■ GIVEN INSTRUCTION: Your answer should be a single number: the count of lines containing "people".

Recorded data

══════════════════════════════

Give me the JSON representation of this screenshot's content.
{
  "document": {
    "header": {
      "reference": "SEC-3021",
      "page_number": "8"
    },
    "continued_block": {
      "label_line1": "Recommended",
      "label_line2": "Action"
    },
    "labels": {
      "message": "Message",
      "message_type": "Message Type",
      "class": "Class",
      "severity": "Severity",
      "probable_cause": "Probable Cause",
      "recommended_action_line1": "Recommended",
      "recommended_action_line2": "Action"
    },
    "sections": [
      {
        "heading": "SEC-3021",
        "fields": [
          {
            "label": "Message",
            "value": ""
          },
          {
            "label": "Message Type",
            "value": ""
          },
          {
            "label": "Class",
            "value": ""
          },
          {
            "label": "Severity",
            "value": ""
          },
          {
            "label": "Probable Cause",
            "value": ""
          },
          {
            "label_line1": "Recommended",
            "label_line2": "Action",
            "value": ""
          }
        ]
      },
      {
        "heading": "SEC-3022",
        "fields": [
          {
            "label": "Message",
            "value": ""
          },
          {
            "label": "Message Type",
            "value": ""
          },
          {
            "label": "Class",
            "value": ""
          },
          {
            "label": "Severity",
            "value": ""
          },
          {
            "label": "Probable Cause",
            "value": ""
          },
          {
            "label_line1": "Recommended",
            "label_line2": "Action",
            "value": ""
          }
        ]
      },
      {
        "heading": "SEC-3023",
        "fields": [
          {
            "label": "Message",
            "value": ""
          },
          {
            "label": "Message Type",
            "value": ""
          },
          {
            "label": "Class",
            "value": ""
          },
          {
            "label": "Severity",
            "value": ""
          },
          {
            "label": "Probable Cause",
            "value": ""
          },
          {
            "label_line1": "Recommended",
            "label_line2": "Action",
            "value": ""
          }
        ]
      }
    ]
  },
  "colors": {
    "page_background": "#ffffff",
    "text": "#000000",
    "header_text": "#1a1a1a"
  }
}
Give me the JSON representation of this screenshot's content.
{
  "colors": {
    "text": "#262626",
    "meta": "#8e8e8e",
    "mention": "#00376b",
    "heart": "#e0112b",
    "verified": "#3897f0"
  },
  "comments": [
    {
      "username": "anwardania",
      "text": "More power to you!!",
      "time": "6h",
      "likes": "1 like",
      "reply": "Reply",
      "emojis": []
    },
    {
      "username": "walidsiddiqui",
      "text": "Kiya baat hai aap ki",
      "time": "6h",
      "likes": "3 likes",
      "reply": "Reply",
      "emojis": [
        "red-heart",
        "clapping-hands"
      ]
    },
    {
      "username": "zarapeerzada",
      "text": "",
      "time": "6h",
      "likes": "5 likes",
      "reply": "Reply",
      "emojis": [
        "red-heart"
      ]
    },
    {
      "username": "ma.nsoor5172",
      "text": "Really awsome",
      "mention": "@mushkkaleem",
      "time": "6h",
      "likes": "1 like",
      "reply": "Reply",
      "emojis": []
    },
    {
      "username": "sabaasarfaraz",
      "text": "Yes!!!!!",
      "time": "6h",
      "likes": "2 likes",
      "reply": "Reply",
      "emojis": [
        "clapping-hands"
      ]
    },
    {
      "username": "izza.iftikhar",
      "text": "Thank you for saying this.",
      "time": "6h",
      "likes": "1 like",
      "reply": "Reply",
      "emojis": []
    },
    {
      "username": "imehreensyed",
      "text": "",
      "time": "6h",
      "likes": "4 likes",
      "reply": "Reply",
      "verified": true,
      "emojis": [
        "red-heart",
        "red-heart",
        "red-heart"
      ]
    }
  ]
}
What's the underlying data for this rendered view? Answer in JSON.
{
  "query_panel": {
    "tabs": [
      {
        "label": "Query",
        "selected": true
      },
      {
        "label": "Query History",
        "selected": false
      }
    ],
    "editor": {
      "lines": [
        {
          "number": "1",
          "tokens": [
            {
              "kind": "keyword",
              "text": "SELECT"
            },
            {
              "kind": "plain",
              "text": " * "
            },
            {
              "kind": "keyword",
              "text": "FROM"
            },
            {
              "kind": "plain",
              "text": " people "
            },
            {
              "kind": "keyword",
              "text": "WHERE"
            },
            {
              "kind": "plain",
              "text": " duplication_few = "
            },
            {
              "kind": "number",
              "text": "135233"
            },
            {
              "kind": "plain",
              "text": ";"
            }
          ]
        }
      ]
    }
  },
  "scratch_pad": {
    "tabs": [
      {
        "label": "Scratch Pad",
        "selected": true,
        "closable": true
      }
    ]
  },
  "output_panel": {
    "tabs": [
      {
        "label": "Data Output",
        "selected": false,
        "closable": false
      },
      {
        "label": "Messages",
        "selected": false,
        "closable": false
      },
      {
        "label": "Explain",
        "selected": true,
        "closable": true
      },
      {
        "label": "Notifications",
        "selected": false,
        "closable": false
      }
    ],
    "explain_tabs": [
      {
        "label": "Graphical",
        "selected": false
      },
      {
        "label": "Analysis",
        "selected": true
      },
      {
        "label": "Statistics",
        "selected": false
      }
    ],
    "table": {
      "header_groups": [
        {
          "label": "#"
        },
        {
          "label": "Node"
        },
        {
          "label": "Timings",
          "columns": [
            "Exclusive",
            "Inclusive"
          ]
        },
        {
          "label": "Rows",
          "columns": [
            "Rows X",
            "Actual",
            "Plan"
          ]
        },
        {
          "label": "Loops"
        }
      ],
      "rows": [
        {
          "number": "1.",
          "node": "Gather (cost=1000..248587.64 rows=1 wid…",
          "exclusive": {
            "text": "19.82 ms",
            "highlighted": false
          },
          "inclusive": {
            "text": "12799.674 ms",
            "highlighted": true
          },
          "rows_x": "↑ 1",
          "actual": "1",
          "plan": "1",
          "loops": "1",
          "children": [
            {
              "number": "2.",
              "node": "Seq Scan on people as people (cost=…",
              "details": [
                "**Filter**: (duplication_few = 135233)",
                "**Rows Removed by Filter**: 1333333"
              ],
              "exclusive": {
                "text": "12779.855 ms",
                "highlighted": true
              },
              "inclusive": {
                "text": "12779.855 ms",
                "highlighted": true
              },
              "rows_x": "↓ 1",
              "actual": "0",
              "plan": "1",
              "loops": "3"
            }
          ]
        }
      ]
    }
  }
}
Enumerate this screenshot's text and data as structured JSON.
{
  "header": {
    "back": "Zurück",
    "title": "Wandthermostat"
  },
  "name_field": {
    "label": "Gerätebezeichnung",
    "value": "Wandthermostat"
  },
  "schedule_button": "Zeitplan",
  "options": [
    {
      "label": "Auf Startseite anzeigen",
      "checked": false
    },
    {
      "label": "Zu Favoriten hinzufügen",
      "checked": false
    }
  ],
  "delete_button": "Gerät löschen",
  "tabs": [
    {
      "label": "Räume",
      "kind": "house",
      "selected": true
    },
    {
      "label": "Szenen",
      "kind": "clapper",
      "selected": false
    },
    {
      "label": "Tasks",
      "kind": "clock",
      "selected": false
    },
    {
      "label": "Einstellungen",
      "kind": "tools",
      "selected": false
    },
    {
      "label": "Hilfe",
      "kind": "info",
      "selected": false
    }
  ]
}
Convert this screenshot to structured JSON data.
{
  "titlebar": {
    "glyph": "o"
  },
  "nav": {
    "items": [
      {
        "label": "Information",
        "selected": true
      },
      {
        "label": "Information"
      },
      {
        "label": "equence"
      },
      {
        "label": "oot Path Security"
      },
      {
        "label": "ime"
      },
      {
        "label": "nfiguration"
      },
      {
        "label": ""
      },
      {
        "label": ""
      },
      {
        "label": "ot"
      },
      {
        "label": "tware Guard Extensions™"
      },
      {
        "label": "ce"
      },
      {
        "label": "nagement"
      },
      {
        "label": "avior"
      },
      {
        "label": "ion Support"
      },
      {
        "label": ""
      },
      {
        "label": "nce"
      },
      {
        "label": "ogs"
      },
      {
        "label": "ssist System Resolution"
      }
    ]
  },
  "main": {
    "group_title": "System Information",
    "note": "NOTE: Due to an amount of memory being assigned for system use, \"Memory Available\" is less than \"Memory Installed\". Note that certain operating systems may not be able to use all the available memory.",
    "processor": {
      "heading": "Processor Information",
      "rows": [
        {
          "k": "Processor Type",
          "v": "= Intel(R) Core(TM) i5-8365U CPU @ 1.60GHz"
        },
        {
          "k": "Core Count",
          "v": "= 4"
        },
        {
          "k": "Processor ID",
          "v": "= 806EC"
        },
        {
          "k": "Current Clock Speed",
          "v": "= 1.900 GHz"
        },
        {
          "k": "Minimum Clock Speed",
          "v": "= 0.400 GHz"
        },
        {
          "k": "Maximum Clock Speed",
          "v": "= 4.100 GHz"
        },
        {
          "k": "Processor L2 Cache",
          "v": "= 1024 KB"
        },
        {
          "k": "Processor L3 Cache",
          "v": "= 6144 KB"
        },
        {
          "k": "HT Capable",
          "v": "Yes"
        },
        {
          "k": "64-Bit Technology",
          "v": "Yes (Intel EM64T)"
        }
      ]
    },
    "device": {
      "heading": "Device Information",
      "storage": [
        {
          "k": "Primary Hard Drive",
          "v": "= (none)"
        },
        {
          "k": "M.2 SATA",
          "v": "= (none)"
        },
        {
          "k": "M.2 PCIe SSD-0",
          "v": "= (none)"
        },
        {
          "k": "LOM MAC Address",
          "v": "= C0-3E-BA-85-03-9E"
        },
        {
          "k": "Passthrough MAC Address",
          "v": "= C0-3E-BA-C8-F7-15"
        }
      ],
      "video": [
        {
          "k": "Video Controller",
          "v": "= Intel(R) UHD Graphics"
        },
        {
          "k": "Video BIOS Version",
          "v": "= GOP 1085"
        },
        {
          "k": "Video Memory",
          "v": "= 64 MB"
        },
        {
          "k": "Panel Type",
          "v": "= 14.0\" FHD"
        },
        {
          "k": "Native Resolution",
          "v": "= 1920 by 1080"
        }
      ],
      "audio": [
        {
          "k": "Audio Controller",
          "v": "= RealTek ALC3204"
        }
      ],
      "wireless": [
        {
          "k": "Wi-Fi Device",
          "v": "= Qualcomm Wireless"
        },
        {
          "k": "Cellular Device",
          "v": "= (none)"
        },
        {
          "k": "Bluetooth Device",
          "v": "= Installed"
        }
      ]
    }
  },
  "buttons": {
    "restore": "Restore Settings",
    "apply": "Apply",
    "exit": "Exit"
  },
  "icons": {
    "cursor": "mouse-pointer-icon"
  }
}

══════════════════════════════

■ SOLUTION TO THE PROBLEM: 2